**Records from a data source:**
=== Begin Enclosure ===

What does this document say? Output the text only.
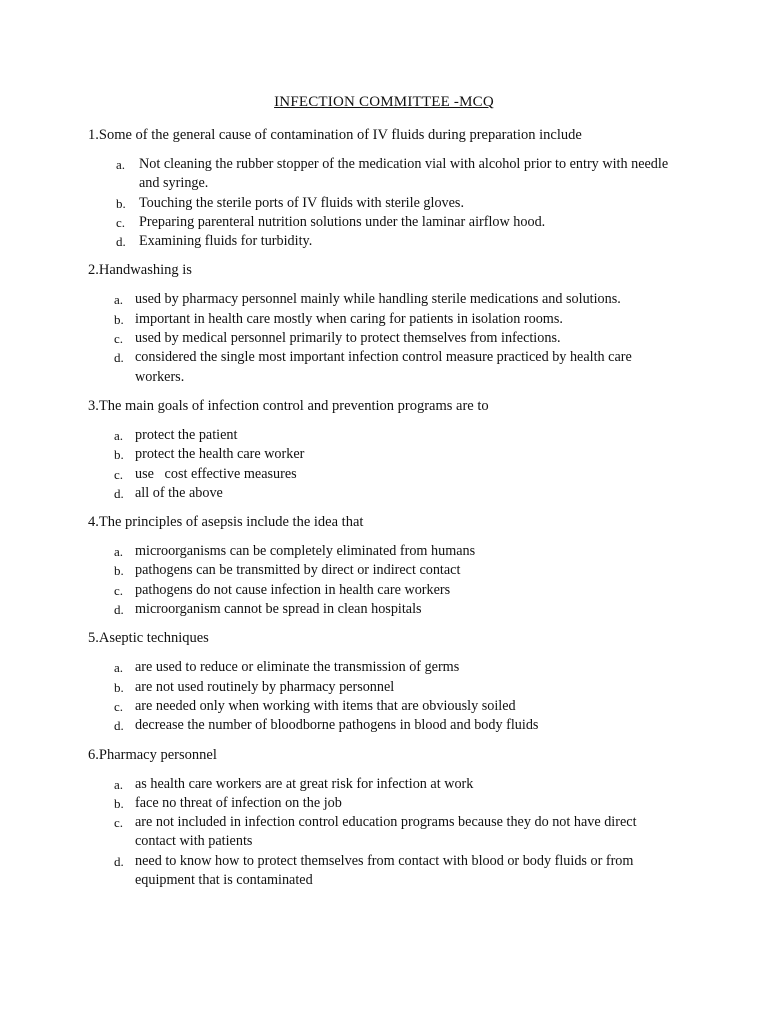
INFECTION COMMITTEE -MCQ
1.Some of the general cause of contamination of IV fluids during preparation include
a. Not cleaning the rubber stopper of the medication vial with alcohol prior to entry with needle and syringe.
b. Touching the sterile ports of IV fluids with sterile gloves.
c. Preparing parenteral nutrition solutions under the laminar airflow hood.
d. Examining fluids for turbidity.
2.Handwashing is
a. used by pharmacy personnel mainly while handling sterile medications and solutions.
b. important in health care mostly when caring for patients in isolation rooms.
c. used by medical personnel primarily to protect themselves from infections.
d. considered the single most important infection control measure practiced by health care workers.
3.The main goals of infection control and prevention programs are to
a. protect the patient
b. protect the health care worker
c. use   cost effective measures
d. all of the above
4.The principles of asepsis include the idea that
a. microorganisms can be completely eliminated from humans
b. pathogens can be transmitted by direct or indirect contact
c. pathogens do not cause infection in health care workers
d. microorganism cannot be spread in clean hospitals
5.Aseptic techniques
a. are used to reduce or eliminate the transmission of germs
b. are not used routinely by pharmacy personnel
c. are needed only when working with items that are obviously soiled
d. decrease the number of bloodborne pathogens in blood and body fluids
6.Pharmacy personnel
a. as health care workers are at great risk for infection at work
b. face no threat of infection on the job
c. are not included in infection control education programs because they do not have direct contact with patients
d. need to know how to protect themselves from contact with blood or body fluids or from equipment that is contaminated
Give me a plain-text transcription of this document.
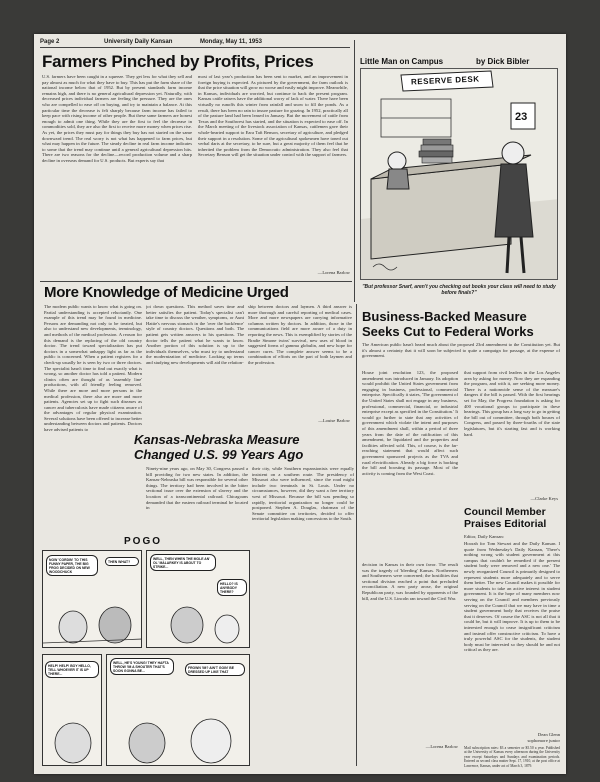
Page 2	University Daily Kansan	Monday, May 11, 1953
Farmers Pinched by Profits, Prices
U.S. farmers have been caught in a squeeze. They get less for what they sell and pay almost as much for what they have to buy. This has put the farm share of the national income below that of 1952. But by present standards farm income remains high, and there is no general agricultural depression yet. Naturally, with decreased prices individual farmers are feeling the pressure. They are the ones who are compelled to ease off on buying, and try to maintain a balance. At this particular time the decrease is felt sharply because farm income has failed to keep pace with rising income of other people. But these same farmers are honest enough to admit one thing. While they are the first to feel the decrease in commodities sold, they are also the first to receive more money when prices rise. As yet, the prices they must pay for things they buy has not started on the same downward trend. The real worry is not what has happened to farm prices, but what may happen in the future. The steady decline in real farm income indicates to some that the trend may continue until a general agricultural depression hits. There are two reasons for the decline—record production volume and a sharp decline in overseas demand for U.S. products. But experts say that
most of last year's production has been sent to market, and an improvement in foreign buying is expected. As pictured by the government, the farm outlook is that the price situation will grow no worse and easily might improve. Meanwhile, in Kansas, individuals are worried, but continue to back the present program. Kansas cattle raisers have the additional worry of lack of water. There have been virtually no runoffs this winter from rainfall and snow to fill the ponds. As a result, there has been no rain to insure pasture for grazing. In 1952, practically all of the pasture land had been leased in January. But the movement of cattle from Texas and the Southwest has started, and the situation is expected to ease off. In the March meeting of the livestock association of Kansas, cattlemen gave their whole-hearted support to Ezra Taft Benson, secretary of agriculture, and pledged their support in a resolution. Some of the agricultural spokesmen have toned out verbal darts at the secretary, to be sure, but a great majority of them feel that he inherited the problem from the Democratic administration. They also feel that Secretary Benson will get the situation under control with the support of farmers.
—Lorena Barlow
Little Man on Campus	by Dick Bibler
RESERVE DESK
23
"But professor Snarf, aren't you checking out books your class will need to study before finals?"
More Knowledge of Medicine Urged
The modern public wants to know what is going on. Partial understanding is accepted reluctantly. One example of this trend may be found in medicine. Persons are demanding not only to be treated, but also to understand new developments, terminology, and methods of the medical profession. A reason for this demand is the replacing of the old country doctor. The trend toward specialization has put doctors in a somewhat unhappy light as far as the public is concerned. When a patient registers for a check-up usually he is seen by two or three doctors. The specialist hasn't time to find out exactly what is wrong, so another doctor has told a patient. Modern clinics often are thought of as 'assembly line' productions, with all friendly feeling removed. While there are more and more persons in the medical profession, there also are more and more patients. Agencies set up to fight such diseases as cancer and tuberculosis have made citizens aware of the advantages of regular physical examination. Several solutions have been offered to increase better understanding between doctors and patients. Doctors have advised patients to
jot down questions. This method saves time and better satisfies the patient. Today's specialist can't take time to discuss the weather, symptoms, or Aunt Hattie's nervous stomach in the 'over the backfence' style of country doctors. Questions and both. The patient gets written answers to his questions. The doctor tells the patient what he wants to know. Another portion of this solution is up to the individuals themselves, who must try to understand the modernization of medicine. Looking up terms and studying new developments will aid the relation-
ship between doctors and laymen. A third answer is more thorough and careful reporting of medical cases. More and more newspapers are carrying informative columns written by doctors. In addition, those in the communications field are more aware of a duty in reporting the news. This is exemplified by stories of the Bradie Simone twins' survival, new uses of blood in suggested forms of gamma globulin, and new hope for cancer cures. The complete answer seems to be a combination of efforts on the part of both laymen and the profession.
—Louise Barlow
Kansas-Nebraska Measure Changed U.S. 99 Years Ago
Ninety-nine years ago, on May 30, Congress passed a bill providing for two new states. In addition, the Kansas-Nebraska bill was responsible for several other things. The territory had been involved in the bitter sectional issue over the extension of slavery and the location of a transcontinental railroad. Chicagoans demanded that the eastern railroad terminal be located in
their city, while Southern expansionists were equally insistent on a southern route. The presidency of Missouri also were influenced, since the road might include two terminals in St. Louis. Under no circumstances, however, did they want a free territory west of Missouri. Because the bill was pending so rapidly, territorial organization no longer could be postponed. Stephen A. Douglas, chairman of the Senate committee on territories, decided to offer territorial legislation making concessions to the South.
POGO
NOW 'CORDIN' TO THIS FUNNY PAPER, THE BIG FROG DECIDED ON NEW WOODCHUCK
THEN WHAT?
WELL, THEN WHEN THE MOLE AN' OL' MALARKEY IS ABOUT TO STRIKE...
HELLO? IS ANYBODY THERE?
HELP! HELP! BOY HELLO, TELL WHOEVER IT IS UP THERE...
WELL, HE'S YOUNG! THEY HAFTA THROW 'IM A SHOUTER THAT'S SOON GONNA BE...
FROWN 'IM? AIN'T GOIN' BE DRESSED UP LIKE THAT
Business-Backed Measure Seeks Cut to Federal Works
The American public hasn't heard much about the proposed 23rd amendment to the Constitution yet. But it's almost a certainty that it will soon be subjected to quite a campaign for passage, at the expense of government.
House joint resolution 123, the proposed amendment was introduced in January. Its adoption would prohibit the United States government from engaging in business, professional, commercial enterprise. Specifically it states, 'The government of the United States shall not engage in any business, professional, commercial, financial, or industrial enterprise except as specified in the Constitution.' It would go further to state that any activities of government which violate the intent and purposes of this amendment shall, within a period of three years from the date of the ratification of this amendment, be liquidated and the properties and facilities affected sold. This, of course, is the far-reaching statement that would affect such government sponsored projects as the TVA and rural electrification. Already a big force is backing the bill and boosting its passage. Most of the activity is coming from the West Coast.
that support from civil leaders in the Los Angeles area by asking for money. Now they are expanding the program, and with it, are seeking more money. There is a nationwide sense of the measure's dangers if the bill is passed. With the first hearings set for May, the Progress foundation is asking for 400 vocational groups to participate in these hearings. This group has a long way to go in getting the bill out of committee, through both houses of Congress, and passed by three-fourths of the state legislatures, but it's starting fast and is working hard.
—Clarke Keys
Council Member Praises Editorial
Editor, Daily Kansan:
Hoorah for Tom Stewart and the Daily Kansan. I quote from Wednesday's Daily Kansan, 'There's nothing wrong with student government at this campus that couldn't be remedied if the present student body were removed and a new one.' The newly reorganized Council is primarily designed to represent students more adequately and to serve them better. The new Council makes it possible for more students to take an active interest in student government. It is the hope of many members now serving on the Council and members previously serving on the Council that we may have in time a student government body that receives the praise that it deserves. Of course the ASC is not all that it could be, but it will improve. It is up to them to be interested enough to cease insignificant criticism and instead offer constructive criticism. To have a truly powerful ASC for the students, the student body must be interested so they should be and not critical as they are.
Dean Glenn
sophomore junior
decision in Kansas in their own favor. The result was the tragedy of 'bleeding' Kansas. Northerners and Southerners were concerned; the hostilities that sectional division reached a point that precluded reconciliation. A new party arose, the original Republican party, was founded by opponents of the bill, and the U.S. Lincoln ran toward the Civil War.
—Lorena Barlow Mail subscription rates: $3 a semester or $5.50 a year. Published at the University of Kansas every afternoon during the University year except Saturdays and Sundays and examination periods. Entered as second class matter Sept. 17, 1910, at the post office at Lawrence, Kansas, under act of March 3, 1879.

=== End Enclosure ===

**Directions for this task:**
The word is "HELLO". Copy every line above where it appears.

**Answer to this exercise:**
HELLO? IS ANYBODY THERE?
HELP! HELP! BOY HELLO, TELL WHOEVER IT IS UP THERE...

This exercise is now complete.